Extracted records
## START
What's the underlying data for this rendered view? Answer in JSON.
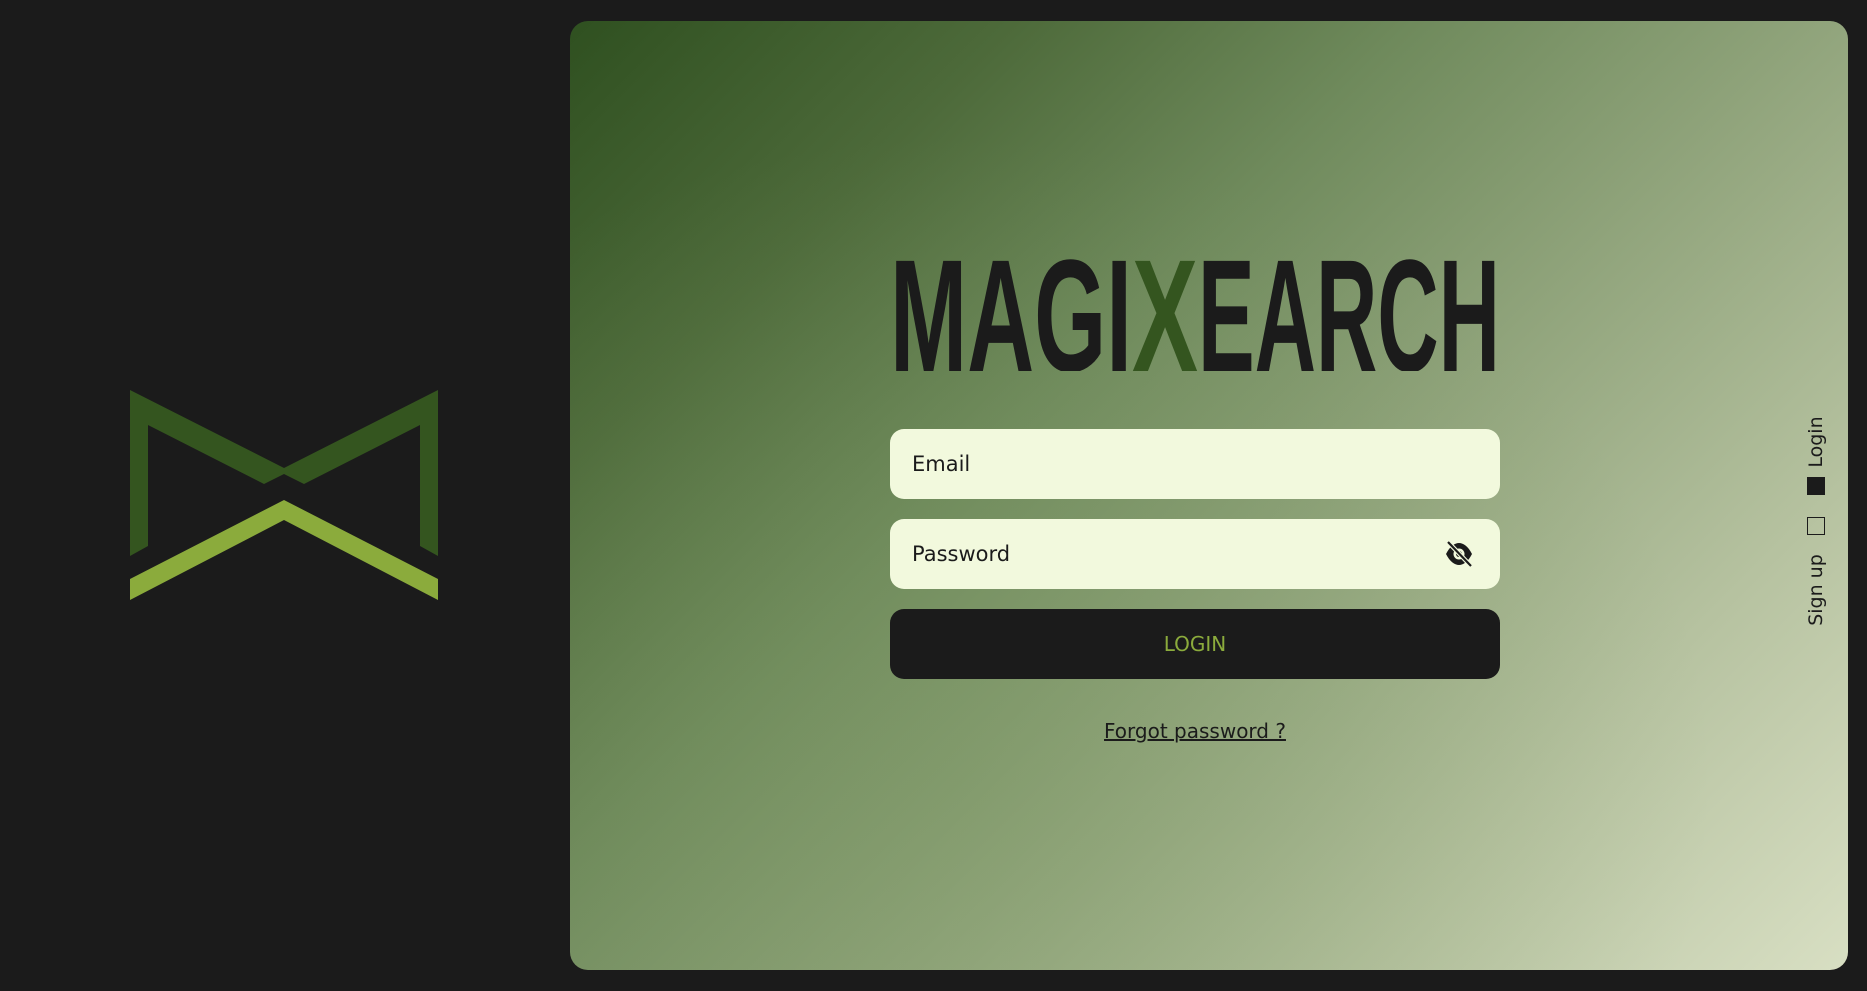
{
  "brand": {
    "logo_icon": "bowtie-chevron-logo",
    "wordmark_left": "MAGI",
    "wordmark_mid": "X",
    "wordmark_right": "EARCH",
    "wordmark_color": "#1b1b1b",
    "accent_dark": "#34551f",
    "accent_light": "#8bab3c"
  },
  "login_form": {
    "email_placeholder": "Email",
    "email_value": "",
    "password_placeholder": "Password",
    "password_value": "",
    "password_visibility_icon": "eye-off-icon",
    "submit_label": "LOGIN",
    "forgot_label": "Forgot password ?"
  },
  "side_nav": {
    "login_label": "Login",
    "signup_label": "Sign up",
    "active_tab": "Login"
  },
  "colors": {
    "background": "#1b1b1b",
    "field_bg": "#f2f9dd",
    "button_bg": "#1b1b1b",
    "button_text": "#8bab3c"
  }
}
## END
● **Goal**:
Each entry must be retyped word for word, with every image omitted.

● **Answer to this problem**:
What's the underlying data for this rendered view? Answer in JSON.
{
  "brand": {
    "logo_icon": "bowtie-chevron-logo",
    "wordmark_left": "MAGI",
    "wordmark_mid": "X",
    "wordmark_right": "EARCH",
    "wordmark_color": "#1b1b1b",
    "accent_dark": "#34551f",
    "accent_light": "#8bab3c"
  },
  "login_form": {
    "email_placeholder": "Email",
    "email_value": "",
    "password_placeholder": "Password",
    "password_value": "",
    "password_visibility_icon": "eye-off-icon",
    "submit_label": "LOGIN",
    "forgot_label": "Forgot password ?"
  },
  "side_nav": {
    "login_label": "Login",
    "signup_label": "Sign up",
    "active_tab": "Login"
  },
  "colors": {
    "background": "#1b1b1b",
    "field_bg": "#f2f9dd",
    "button_bg": "#1b1b1b",
    "button_text": "#8bab3c"
  }
}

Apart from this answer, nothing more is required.